# start of Information shown
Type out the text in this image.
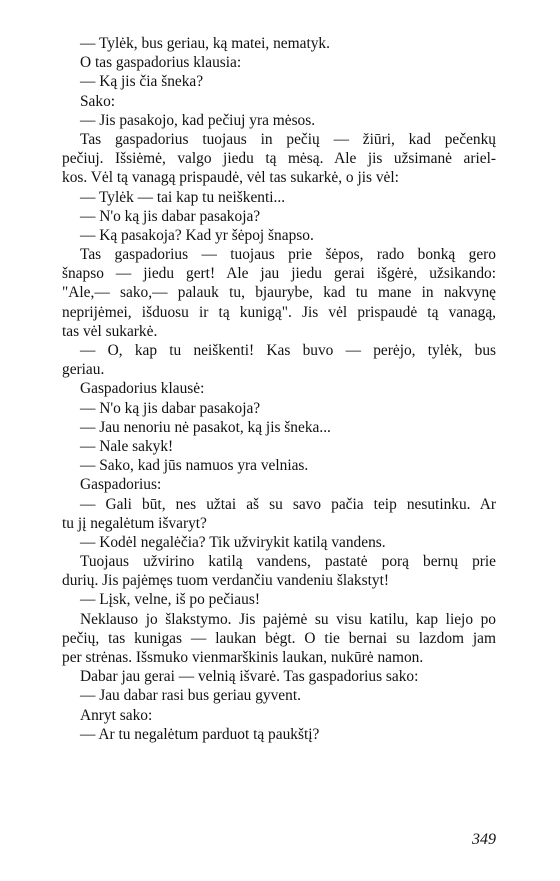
— Tylėk, bus geriau, ką matei, nematyk.
O tas gaspadorius klausia:
— Ką jis čia šneka?
Sako:
— Jis pasakojo, kad pečiuj yra mėsos.
Tas gaspadorius tuojaus in pečių — žiūri, kad pečenkų
pečiuj. Išsiėmė, valgo jiedu tą mėsą. Ale jis užsimanė ariel-
kos. Vėl tą vanagą prispaudė, vėl tas sukarkė, o jis vėl:
— Tylėk — tai kap tu neiškenti...
— N'o ką jis dabar pasakoja?
— Ką pasakoja? Kad yr šėpoj šnapso.
Tas gaspadorius — tuojaus prie šėpos, rado bonką gero
šnapso — jiedu gert! Ale jau jiedu gerai išgėrė, užsikando:
"Ale,— sako,— palauk tu, bjaurybe, kad tu mane in nakvynę
neprijėmei, išduosu ir tą kunigą". Jis vėl prispaudė tą vanagą,
tas vėl sukarkė.
— O, kap tu neiškenti! Kas buvo — perėjo, tylėk, bus
geriau.
Gaspadorius klausė:
— N'o ką jis dabar pasakoja?
— Jau nenoriu nė pasakot, ką jis šneka...
— Nale sakyk!
— Sako, kad jūs namuos yra velnias.
Gaspadorius:
— Gali būt, nes užtai aš su savo pačia teip nesutinku. Ar
tu jį negalėtum išvaryt?
— Kodėl negalėčia? Tik užvirykit katilą vandens.
Tuojaus užvirino katilą vandens, pastatė porą bernų prie
durių. Jis pajėmęs tuom verdančiu vandeniu šlakstyt!
— Lįsk, velne, iš po pečiaus!
Neklauso jo šlakstymo. Jis pajėmė su visu katilu, kap liejo po
pečių, tas kunigas — laukan bėgt. O tie bernai su lazdom jam
per strėnas. Išsmuko vienmarškinis laukan, nukūrė namon.
Dabar jau gerai — velnią išvarė. Tas gaspadorius sako:
— Jau dabar rasi bus geriau gyvent.
Anryt sako:
— Ar tu negalėtum parduot tą paukštį?
349
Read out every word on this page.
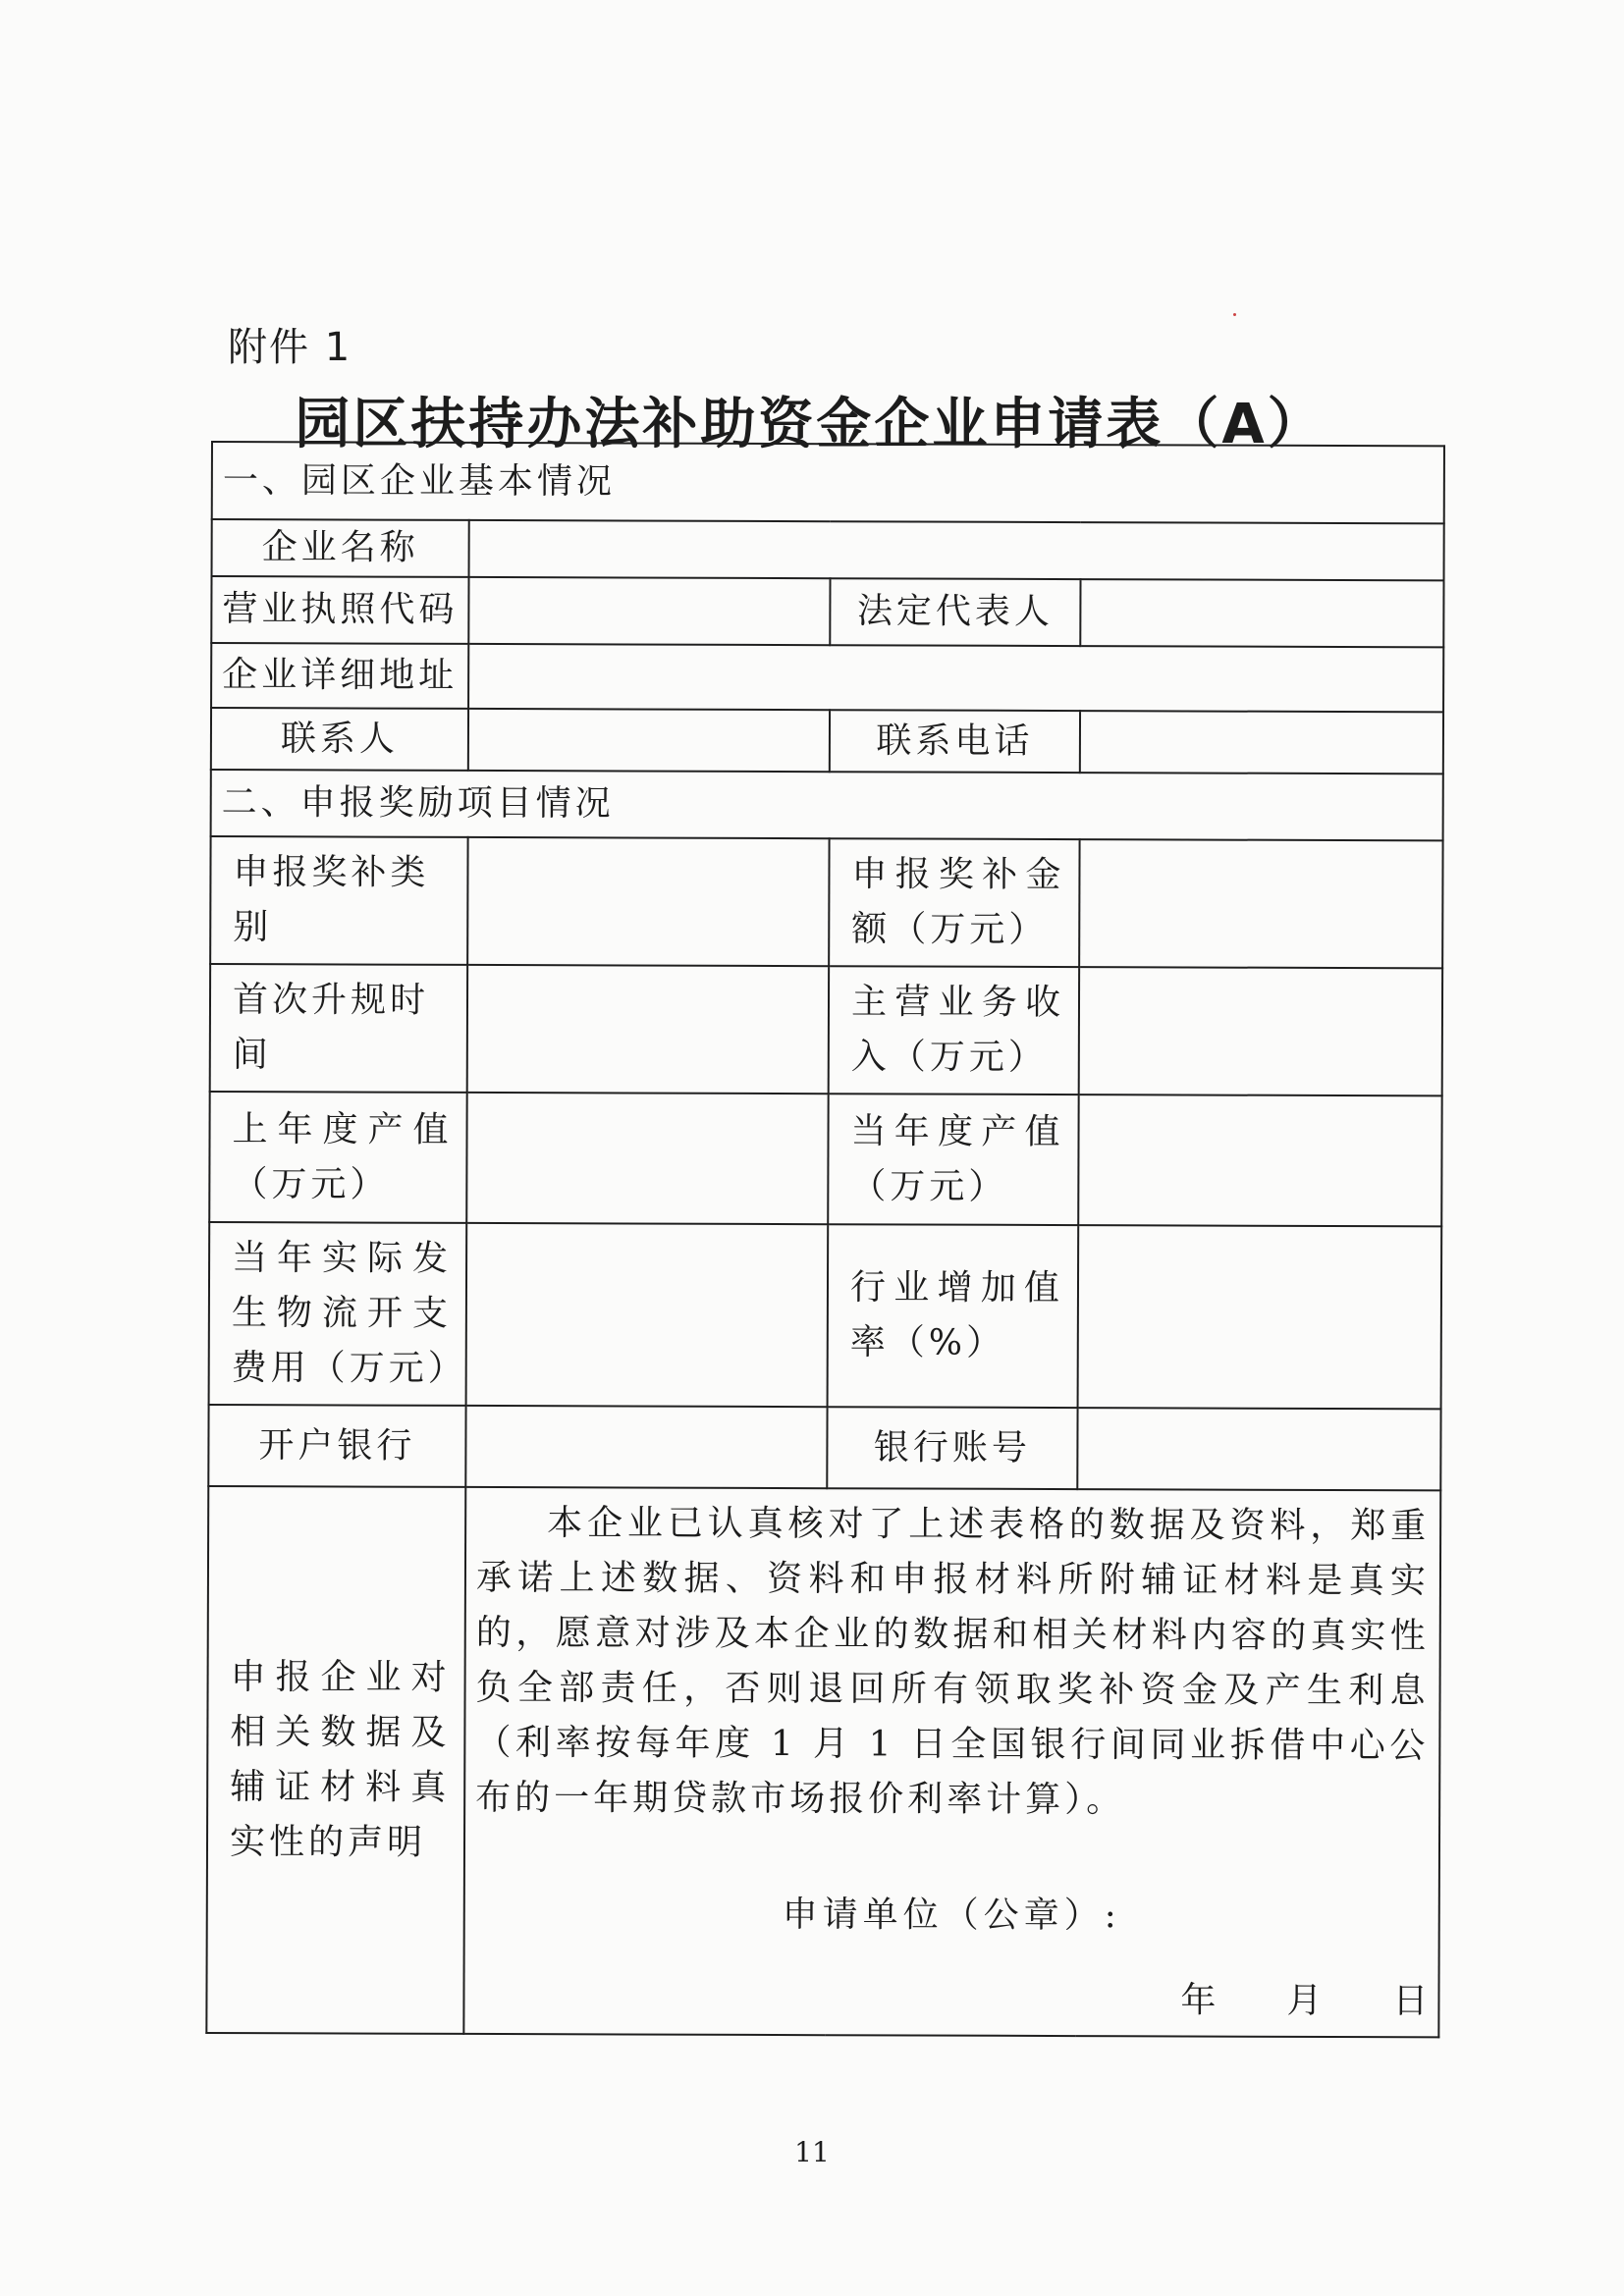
附件 1
园区扶持办法补助资金企业申请表（A）
一、园区企业基本情况			
企业名称			
营业执照代码		法定代表人	
企业详细地址			
联系人		联系电话	
二、申报奖励项目情况			
申报奖补类别		申报奖补金额（万元）	
首次升规时间		主营业务收入（万元）	
上年度产值（万元）		当年度产值（万元）	
当年实际发生物流开支费用（万元）		行业增加值率（%）	
开户银行		银行账号	
申报企业对相关数据及辅证材料真实性的声明	本企业已认真核对了上述表格的数据及资料，郑重承诺上述数据、资料和申报材料所附辅证材料是真实的，愿意对涉及本企业的数据和相关材料内容的真实性负全部责任，否则退回所有领取奖补资金及产生利息（利率按每年度 1 月 1 日全国银行间同业拆借中心公布的一年期贷款市场报价利率计算）。
申请单位（公章）:
年 月 日		
11
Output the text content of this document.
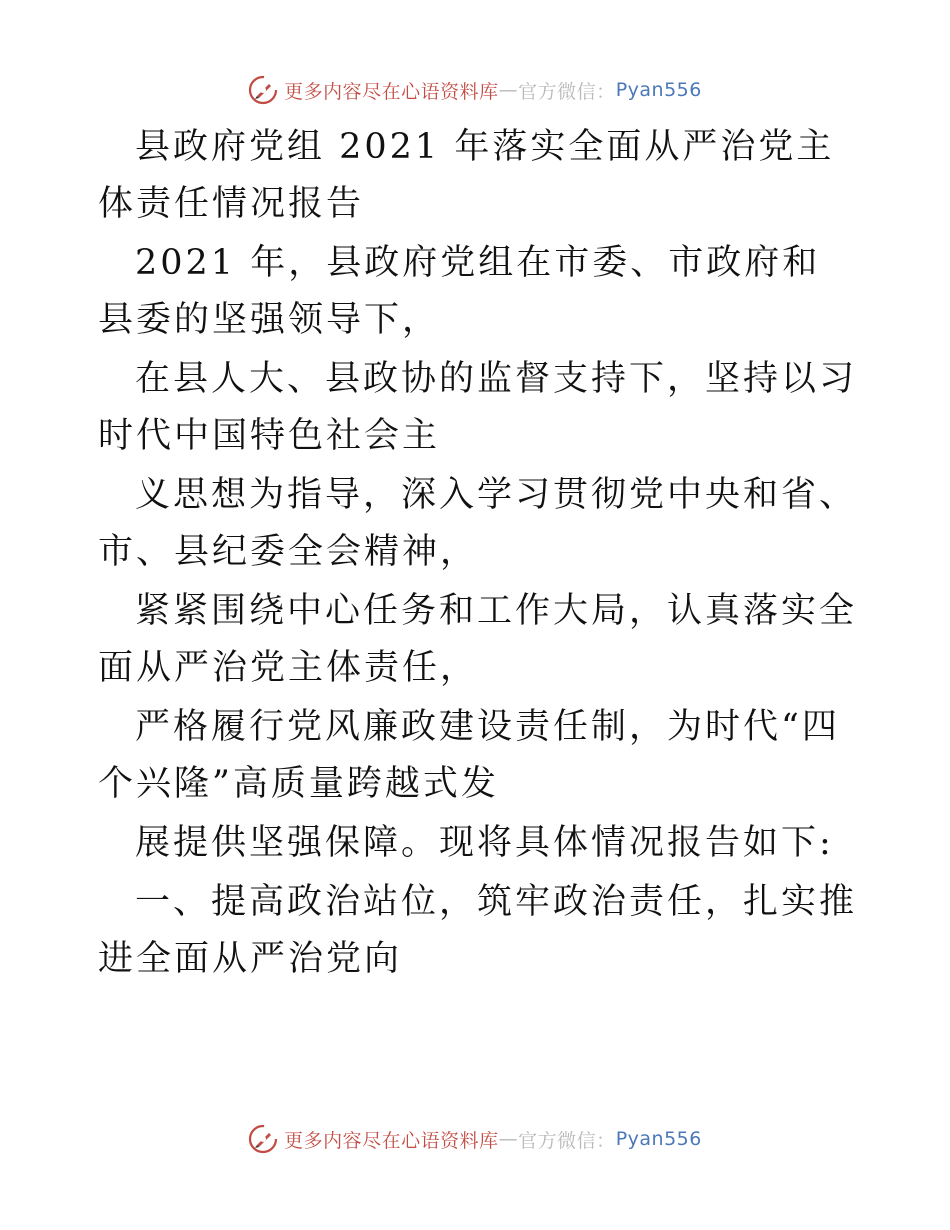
更多内容尽在心语资料库 — 官方微信： Pyan556

县政府党组 2021 年落实全面从严治党主体责任情况报告

2021 年，县政府党组在市委、市政府和县委的坚强领导下，

在县人大、县政协的监督支持下，坚持以习时代中国特色社会主

义思想为指导，深入学习贯彻党中央和省、市、县纪委全会精神，

紧紧围绕中心任务和工作大局，认真落实全面从严治党主体责任，

严格履行党风廉政建设责任制，为时代“四个兴隆”高质量跨越式发

展提供坚强保障。现将具体情况报告如下:

一、提高政治站位，筑牢政治责任，扎实推进全面从严治党向

更多内容尽在心语资料库 — 官方微信： Pyan556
# end of Information shown
Problem =
Copy and report every line where the word "pečių" is present.

Reply =
Tas gaspadorius tuojaus in pečių — žiūri, kad pečenkų
pečių, tas kunigas — laukan bėgt. O tie bernai su lazdom jam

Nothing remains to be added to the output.